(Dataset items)
- - -

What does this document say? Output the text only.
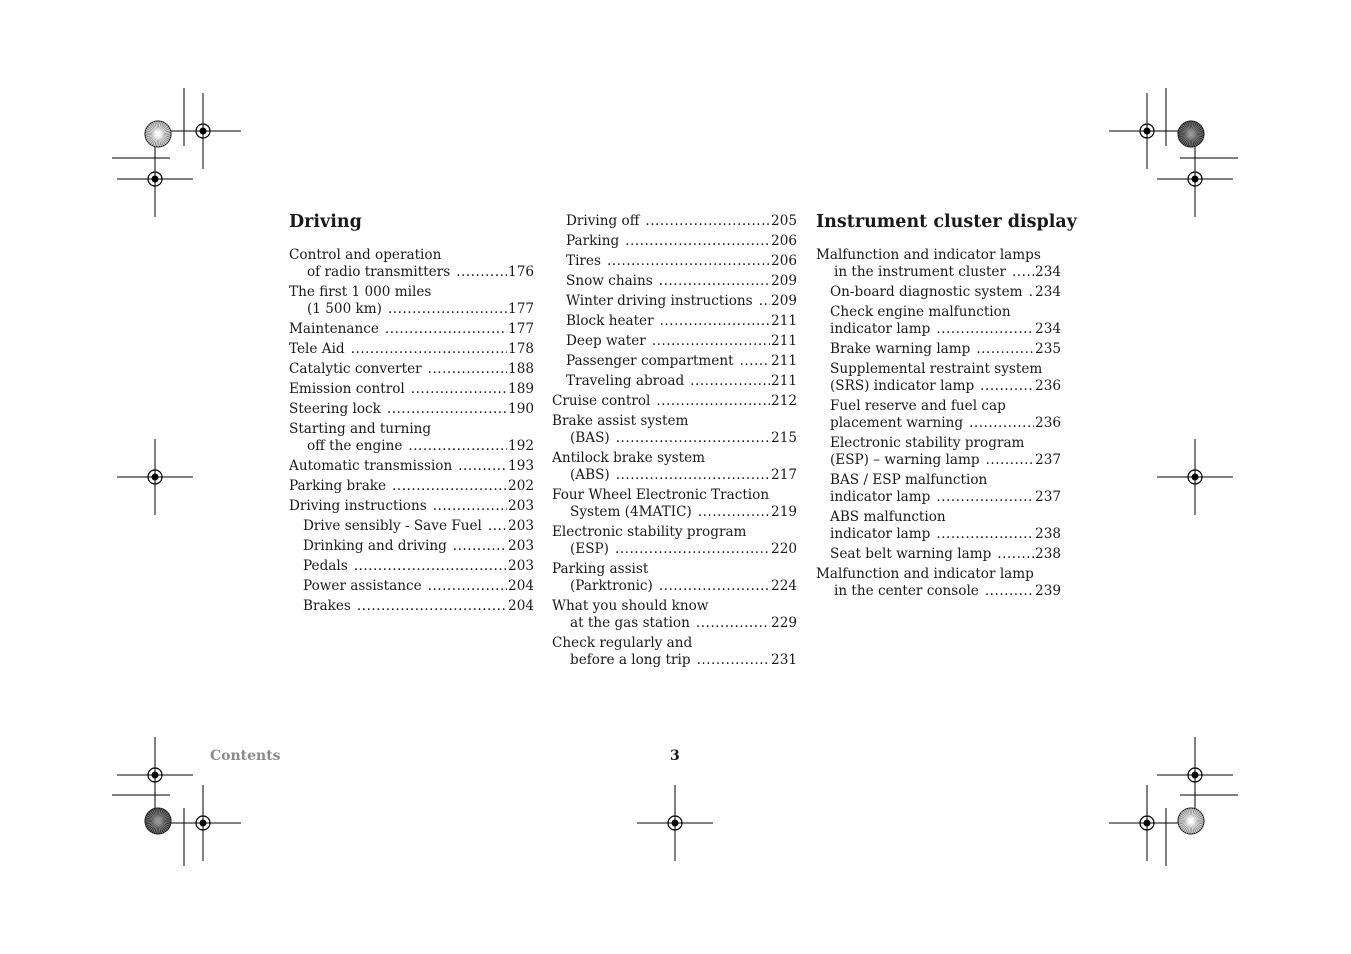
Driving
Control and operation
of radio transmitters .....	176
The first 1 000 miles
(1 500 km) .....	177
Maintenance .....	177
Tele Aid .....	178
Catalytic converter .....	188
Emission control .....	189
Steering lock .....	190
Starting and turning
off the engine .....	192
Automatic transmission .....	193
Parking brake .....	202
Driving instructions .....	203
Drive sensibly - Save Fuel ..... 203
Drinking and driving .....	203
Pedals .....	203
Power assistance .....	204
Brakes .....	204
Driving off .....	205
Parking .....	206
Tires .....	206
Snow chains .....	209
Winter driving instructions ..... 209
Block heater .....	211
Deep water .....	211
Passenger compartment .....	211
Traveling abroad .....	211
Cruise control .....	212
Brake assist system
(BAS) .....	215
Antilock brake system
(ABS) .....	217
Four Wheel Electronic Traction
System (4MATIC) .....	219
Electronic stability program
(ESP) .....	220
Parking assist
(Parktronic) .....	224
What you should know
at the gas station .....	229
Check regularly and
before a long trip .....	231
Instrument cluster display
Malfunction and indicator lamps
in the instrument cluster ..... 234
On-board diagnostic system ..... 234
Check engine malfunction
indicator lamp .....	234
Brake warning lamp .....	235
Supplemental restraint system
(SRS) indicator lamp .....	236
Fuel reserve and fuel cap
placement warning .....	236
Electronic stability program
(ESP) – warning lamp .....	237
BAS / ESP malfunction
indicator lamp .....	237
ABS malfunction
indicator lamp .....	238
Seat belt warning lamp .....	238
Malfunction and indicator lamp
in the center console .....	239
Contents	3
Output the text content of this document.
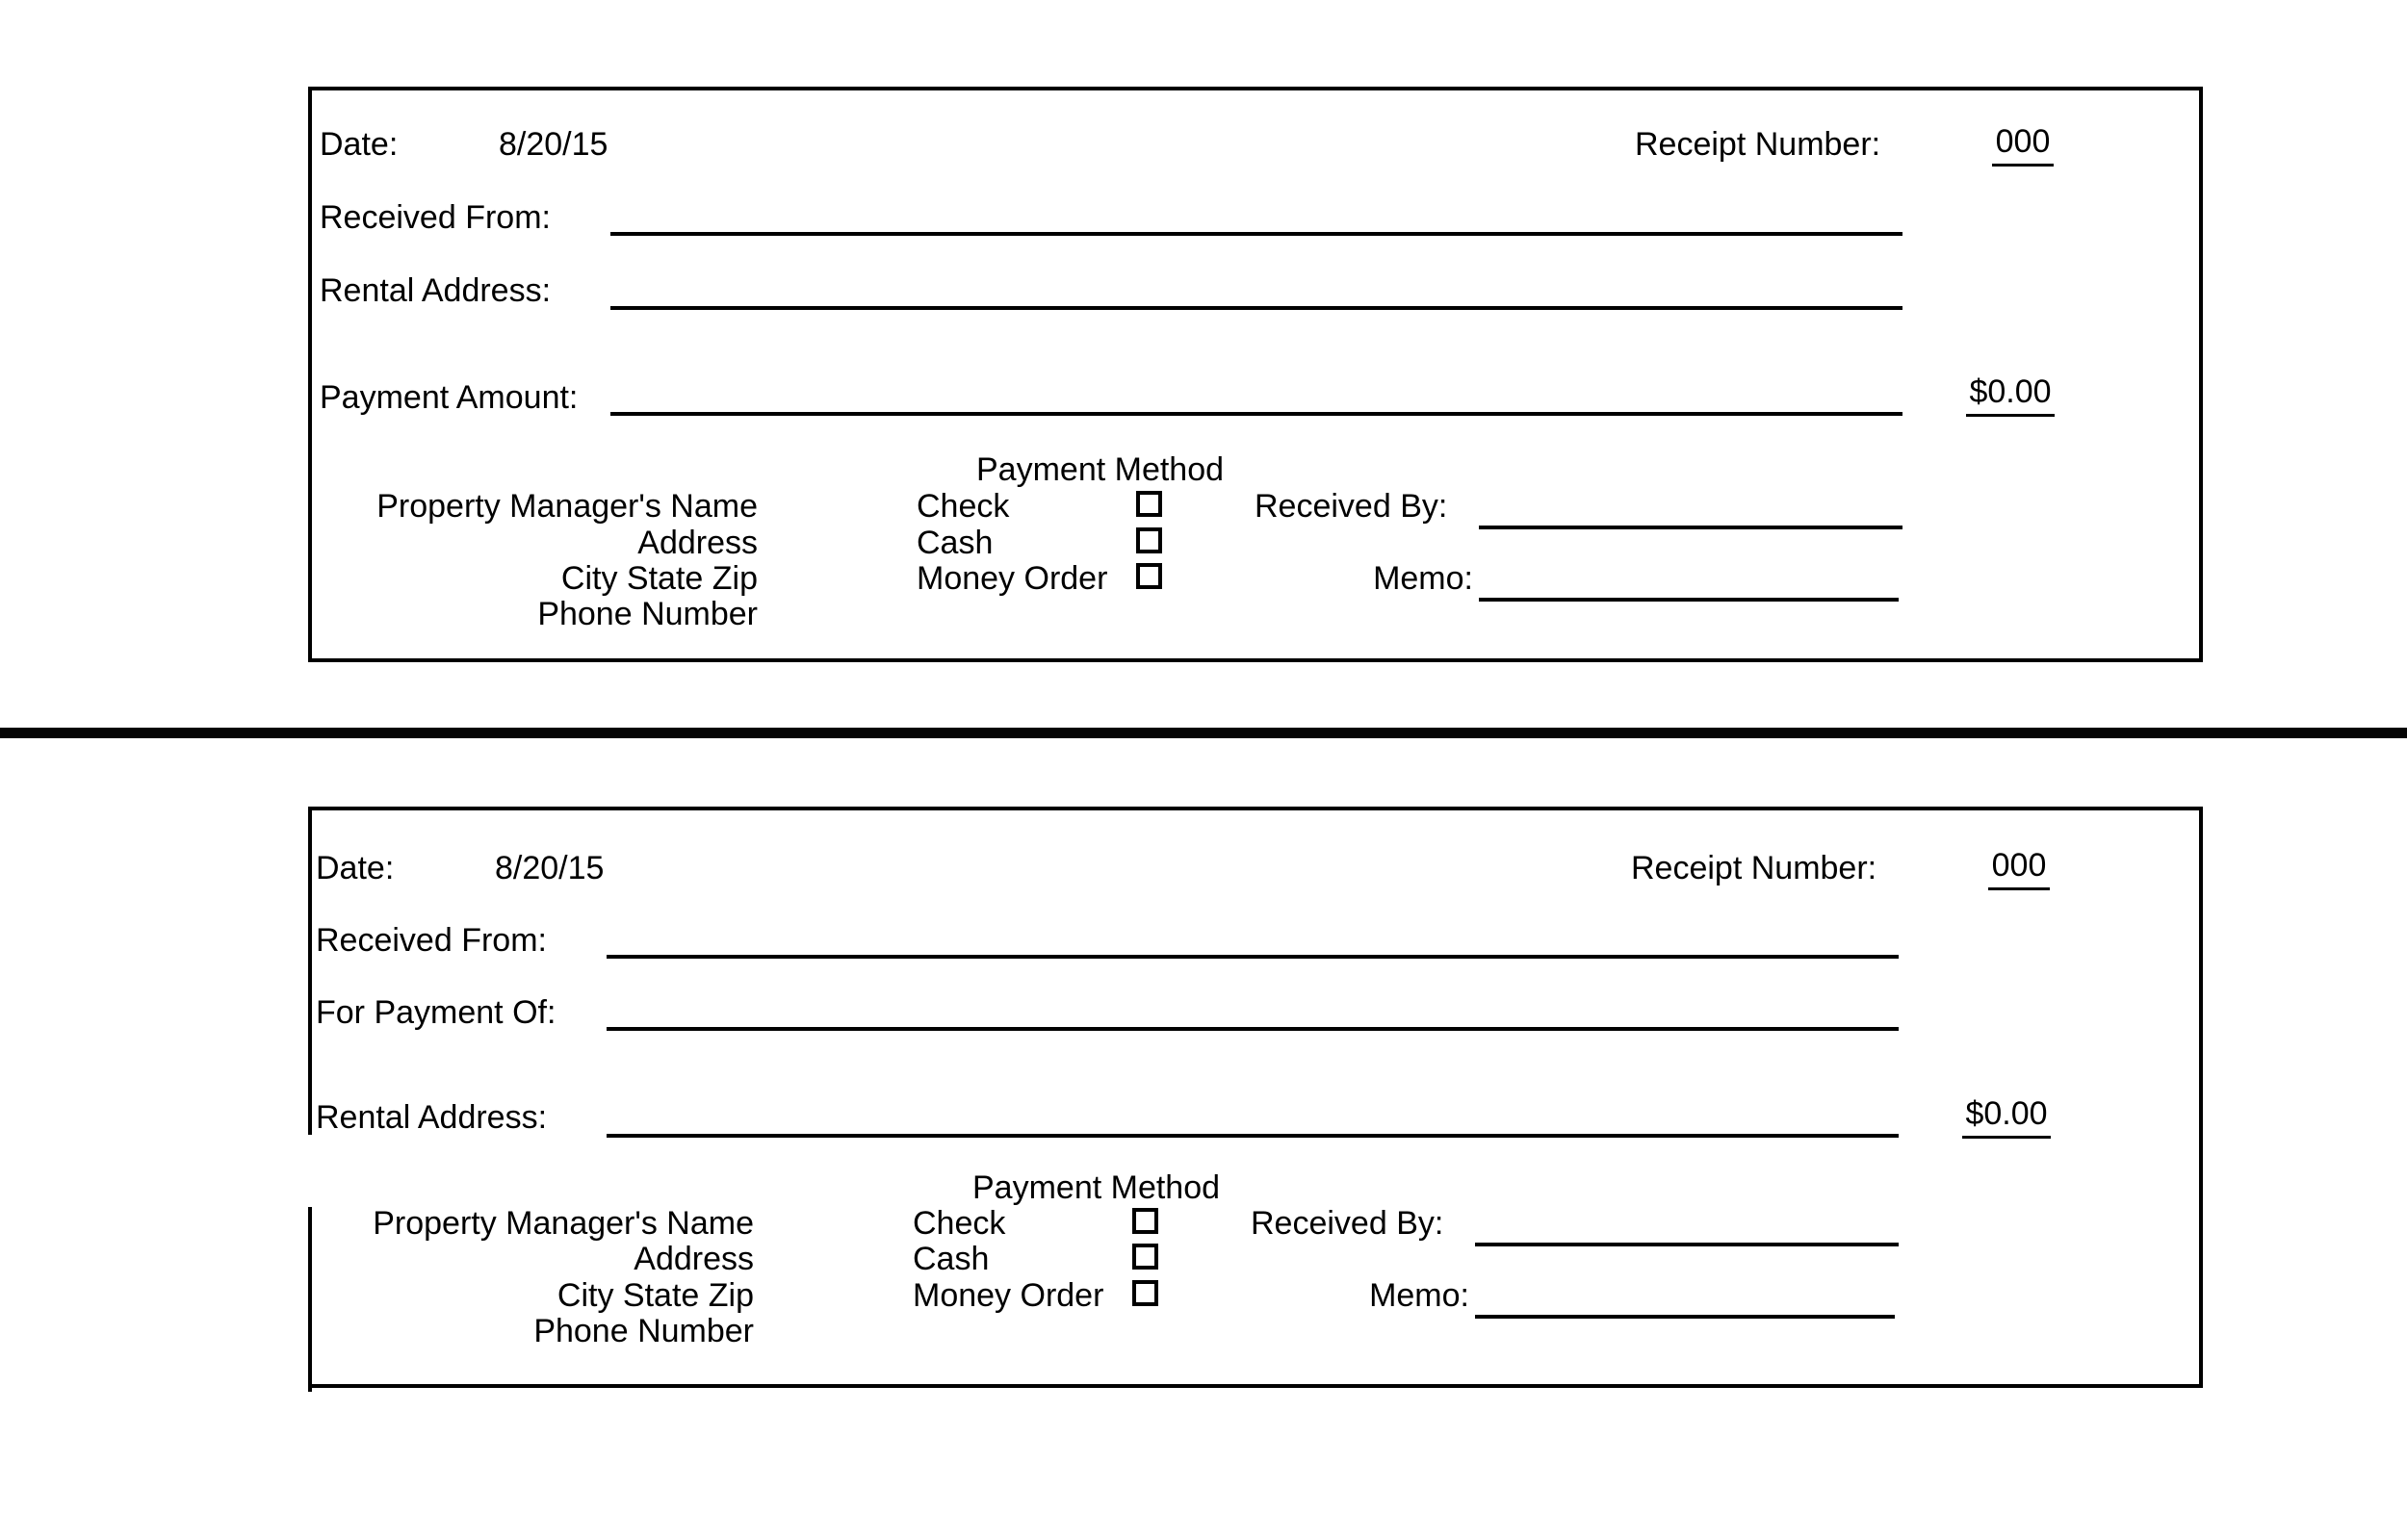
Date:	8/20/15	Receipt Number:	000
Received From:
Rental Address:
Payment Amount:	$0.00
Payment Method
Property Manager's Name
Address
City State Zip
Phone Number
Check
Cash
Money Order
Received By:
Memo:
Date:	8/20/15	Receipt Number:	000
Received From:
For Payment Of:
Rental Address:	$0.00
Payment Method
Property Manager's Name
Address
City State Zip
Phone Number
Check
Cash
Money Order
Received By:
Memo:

- - -

Take the line containing "Output the text content of this document." as the first line and the last line of the data above as the final one, and output exactly the lines between them, inclusive, with no pictures.

Output the text content of this document.
Date:	8/20/15	Receipt Number:	000
Received From:
Rental Address:
Payment Amount:	$0.00
Payment Method
Property Manager's Name
Address
City State Zip
Phone Number
Check
Cash
Money Order
Received By:
Memo:
Date:	8/20/15	Receipt Number:	000
Received From:
For Payment Of:
Rental Address:	$0.00
Payment Method
Property Manager's Name
Address
City State Zip
Phone Number
Check
Cash
Money Order
Received By:
Memo:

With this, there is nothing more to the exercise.